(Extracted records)
- - - - -
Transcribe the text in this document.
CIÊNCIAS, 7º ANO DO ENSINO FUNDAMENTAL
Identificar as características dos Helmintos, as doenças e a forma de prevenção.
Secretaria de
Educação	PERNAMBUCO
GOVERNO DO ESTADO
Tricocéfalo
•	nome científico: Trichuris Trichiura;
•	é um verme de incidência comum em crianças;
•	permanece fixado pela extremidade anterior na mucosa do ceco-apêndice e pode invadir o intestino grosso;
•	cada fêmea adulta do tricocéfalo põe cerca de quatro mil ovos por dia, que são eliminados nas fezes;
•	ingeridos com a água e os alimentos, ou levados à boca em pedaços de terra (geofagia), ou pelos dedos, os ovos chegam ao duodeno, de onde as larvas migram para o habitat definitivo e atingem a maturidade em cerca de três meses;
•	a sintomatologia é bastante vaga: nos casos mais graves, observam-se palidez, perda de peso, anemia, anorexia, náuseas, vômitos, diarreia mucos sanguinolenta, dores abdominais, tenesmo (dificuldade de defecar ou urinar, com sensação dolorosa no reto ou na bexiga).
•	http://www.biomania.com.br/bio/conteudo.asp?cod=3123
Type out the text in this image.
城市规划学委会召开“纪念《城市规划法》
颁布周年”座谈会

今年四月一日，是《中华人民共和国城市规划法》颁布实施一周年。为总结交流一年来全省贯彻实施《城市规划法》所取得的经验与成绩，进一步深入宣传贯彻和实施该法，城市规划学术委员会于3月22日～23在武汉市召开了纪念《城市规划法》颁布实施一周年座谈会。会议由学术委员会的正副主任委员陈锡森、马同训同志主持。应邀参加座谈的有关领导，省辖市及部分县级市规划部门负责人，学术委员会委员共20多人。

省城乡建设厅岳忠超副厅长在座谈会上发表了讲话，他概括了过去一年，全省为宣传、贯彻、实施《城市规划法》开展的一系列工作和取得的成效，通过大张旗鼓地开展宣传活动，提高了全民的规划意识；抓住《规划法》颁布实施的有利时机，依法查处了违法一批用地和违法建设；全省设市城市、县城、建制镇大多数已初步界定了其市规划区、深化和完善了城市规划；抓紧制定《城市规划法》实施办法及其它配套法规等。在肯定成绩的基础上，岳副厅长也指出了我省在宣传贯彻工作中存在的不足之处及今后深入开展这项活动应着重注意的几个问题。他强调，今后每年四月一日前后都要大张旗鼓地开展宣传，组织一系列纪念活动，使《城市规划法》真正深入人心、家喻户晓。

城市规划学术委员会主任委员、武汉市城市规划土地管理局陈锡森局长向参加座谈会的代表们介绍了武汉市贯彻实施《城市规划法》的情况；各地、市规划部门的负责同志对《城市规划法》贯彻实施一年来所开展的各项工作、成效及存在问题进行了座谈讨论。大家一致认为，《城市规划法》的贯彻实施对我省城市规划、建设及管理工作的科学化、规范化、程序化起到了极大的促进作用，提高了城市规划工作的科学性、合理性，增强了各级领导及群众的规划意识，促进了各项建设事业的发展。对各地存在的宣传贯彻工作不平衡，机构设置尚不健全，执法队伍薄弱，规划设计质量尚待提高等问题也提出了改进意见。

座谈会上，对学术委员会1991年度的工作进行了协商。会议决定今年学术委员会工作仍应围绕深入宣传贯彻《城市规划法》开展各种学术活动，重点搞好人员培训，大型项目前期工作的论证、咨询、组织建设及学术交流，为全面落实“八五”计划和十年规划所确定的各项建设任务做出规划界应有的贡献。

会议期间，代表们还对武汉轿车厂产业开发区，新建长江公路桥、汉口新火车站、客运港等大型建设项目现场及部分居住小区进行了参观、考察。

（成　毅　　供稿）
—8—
- - - - -
Written problem – Extract the listing in its entirety, matching it exactly.

Correct result –
Transcribe the text in this document.
CIÊNCIAS, 7º ANO DO ENSINO FUNDAMENTAL
Identificar as características dos Helmintos, as doenças e a forma de prevenção.
Secretaria de
Educação	PERNAMBUCO
GOVERNO DO ESTADO
Tricocéfalo
•	nome científico: Trichuris Trichiura;
•	é um verme de incidência comum em crianças;
•	permanece fixado pela extremidade anterior na mucosa do ceco-apêndice e pode invadir o intestino grosso;
•	cada fêmea adulta do tricocéfalo põe cerca de quatro mil ovos por dia, que são eliminados nas fezes;
•	ingeridos com a água e os alimentos, ou levados à boca em pedaços de terra (geofagia), ou pelos dedos, os ovos chegam ao duodeno, de onde as larvas migram para o habitat definitivo e atingem a maturidade em cerca de três meses;
•	a sintomatologia é bastante vaga: nos casos mais graves, observam-se palidez, perda de peso, anemia, anorexia, náuseas, vômitos, diarreia mucos sanguinolenta, dores abdominais, tenesmo (dificuldade de defecar ou urinar, com sensação dolorosa no reto ou na bexiga).
•	http://www.biomania.com.br/bio/conteudo.asp?cod=3123
Type out the text in this image.
城市规划学委会召开“纪念《城市规划法》
颁布周年”座谈会

今年四月一日，是《中华人民共和国城市规划法》颁布实施一周年。为总结交流一年来全省贯彻实施《城市规划法》所取得的经验与成绩，进一步深入宣传贯彻和实施该法，城市规划学术委员会于3月22日～23在武汉市召开了纪念《城市规划法》颁布实施一周年座谈会。会议由学术委员会的正副主任委员陈锡森、马同训同志主持。应邀参加座谈的有关领导，省辖市及部分县级市规划部门负责人，学术委员会委员共20多人。

省城乡建设厅岳忠超副厅长在座谈会上发表了讲话，他概括了过去一年，全省为宣传、贯彻、实施《城市规划法》开展的一系列工作和取得的成效，通过大张旗鼓地开展宣传活动，提高了全民的规划意识；抓住《规划法》颁布实施的有利时机，依法查处了违法一批用地和违法建设；全省设市城市、县城、建制镇大多数已初步界定了其市规划区、深化和完善了城市规划；抓紧制定《城市规划法》实施办法及其它配套法规等。在肯定成绩的基础上，岳副厅长也指出了我省在宣传贯彻工作中存在的不足之处及今后深入开展这项活动应着重注意的几个问题。他强调，今后每年四月一日前后都要大张旗鼓地开展宣传，组织一系列纪念活动，使《城市规划法》真正深入人心、家喻户晓。

城市规划学术委员会主任委员、武汉市城市规划土地管理局陈锡森局长向参加座谈会的代表们介绍了武汉市贯彻实施《城市规划法》的情况；各地、市规划部门的负责同志对《城市规划法》贯彻实施一年来所开展的各项工作、成效及存在问题进行了座谈讨论。大家一致认为，《城市规划法》的贯彻实施对我省城市规划、建设及管理工作的科学化、规范化、程序化起到了极大的促进作用，提高了城市规划工作的科学性、合理性，增强了各级领导及群众的规划意识，促进了各项建设事业的发展。对各地存在的宣传贯彻工作不平衡，机构设置尚不健全，执法队伍薄弱，规划设计质量尚待提高等问题也提出了改进意见。

座谈会上，对学术委员会1991年度的工作进行了协商。会议决定今年学术委员会工作仍应围绕深入宣传贯彻《城市规划法》开展各种学术活动，重点搞好人员培训，大型项目前期工作的论证、咨询、组织建设及学术交流，为全面落实“八五”计划和十年规划所确定的各项建设任务做出规划界应有的贡献。

会议期间，代表们还对武汉轿车厂产业开发区，新建长江公路桥、汉口新火车站、客运港等大型建设项目现场及部分居住小区进行了参观、考察。

（成　毅　　供稿）
—8—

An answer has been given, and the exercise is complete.